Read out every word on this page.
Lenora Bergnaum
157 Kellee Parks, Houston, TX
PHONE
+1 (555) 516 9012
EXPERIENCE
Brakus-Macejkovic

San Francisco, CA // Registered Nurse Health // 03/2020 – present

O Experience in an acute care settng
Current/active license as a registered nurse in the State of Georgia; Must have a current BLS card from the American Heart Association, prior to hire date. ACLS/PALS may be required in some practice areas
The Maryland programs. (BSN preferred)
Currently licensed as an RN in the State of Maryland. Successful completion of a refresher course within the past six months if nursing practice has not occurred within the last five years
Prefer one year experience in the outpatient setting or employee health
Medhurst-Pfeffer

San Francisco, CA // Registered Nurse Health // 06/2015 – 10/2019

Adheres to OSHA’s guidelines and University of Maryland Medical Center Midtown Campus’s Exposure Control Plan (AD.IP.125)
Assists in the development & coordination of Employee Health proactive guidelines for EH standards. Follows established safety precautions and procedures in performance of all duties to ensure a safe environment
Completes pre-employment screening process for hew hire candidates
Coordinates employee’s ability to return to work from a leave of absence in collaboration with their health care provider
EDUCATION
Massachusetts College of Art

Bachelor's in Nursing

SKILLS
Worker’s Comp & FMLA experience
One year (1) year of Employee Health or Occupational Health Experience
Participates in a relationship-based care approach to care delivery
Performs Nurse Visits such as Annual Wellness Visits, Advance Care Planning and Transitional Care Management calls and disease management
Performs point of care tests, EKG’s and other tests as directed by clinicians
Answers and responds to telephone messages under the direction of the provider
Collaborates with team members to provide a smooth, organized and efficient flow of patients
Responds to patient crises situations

+ + + +

◆ **Activity**:
Copy the entire listing exactly. Do not skip a line.

◆ **Finished exercise**:
Read out every word on this page.
Lenora Bergnaum
157 Kellee Parks, Houston, TX
PHONE
+1 (555) 516 9012
EXPERIENCE
Brakus-Macejkovic

San Francisco, CA // Registered Nurse Health // 03/2020 – present

O Experience in an acute care settng
Current/active license as a registered nurse in the State of Georgia; Must have a current BLS card from the American Heart Association, prior to hire date. ACLS/PALS may be required in some practice areas
The Maryland programs. (BSN preferred)
Currently licensed as an RN in the State of Maryland. Successful completion of a refresher course within the past six months if nursing practice has not occurred within the last five years
Prefer one year experience in the outpatient setting or employee health
Medhurst-Pfeffer

San Francisco, CA // Registered Nurse Health // 06/2015 – 10/2019

Adheres to OSHA’s guidelines and University of Maryland Medical Center Midtown Campus’s Exposure Control Plan (AD.IP.125)
Assists in the development & coordination of Employee Health proactive guidelines for EH standards. Follows established safety precautions and procedures in performance of all duties to ensure a safe environment
Completes pre-employment screening process for hew hire candidates
Coordinates employee’s ability to return to work from a leave of absence in collaboration with their health care provider
EDUCATION
Massachusetts College of Art

Bachelor's in Nursing

SKILLS
Worker’s Comp & FMLA experience
One year (1) year of Employee Health or Occupational Health Experience
Participates in a relationship-based care approach to care delivery
Performs Nurse Visits such as Annual Wellness Visits, Advance Care Planning and Transitional Care Management calls and disease management
Performs point of care tests, EKG’s and other tests as directed by clinicians
Answers and responds to telephone messages under the direction of the provider
Collaborates with team members to provide a smooth, organized and efficient flow of patients
Responds to patient crises situations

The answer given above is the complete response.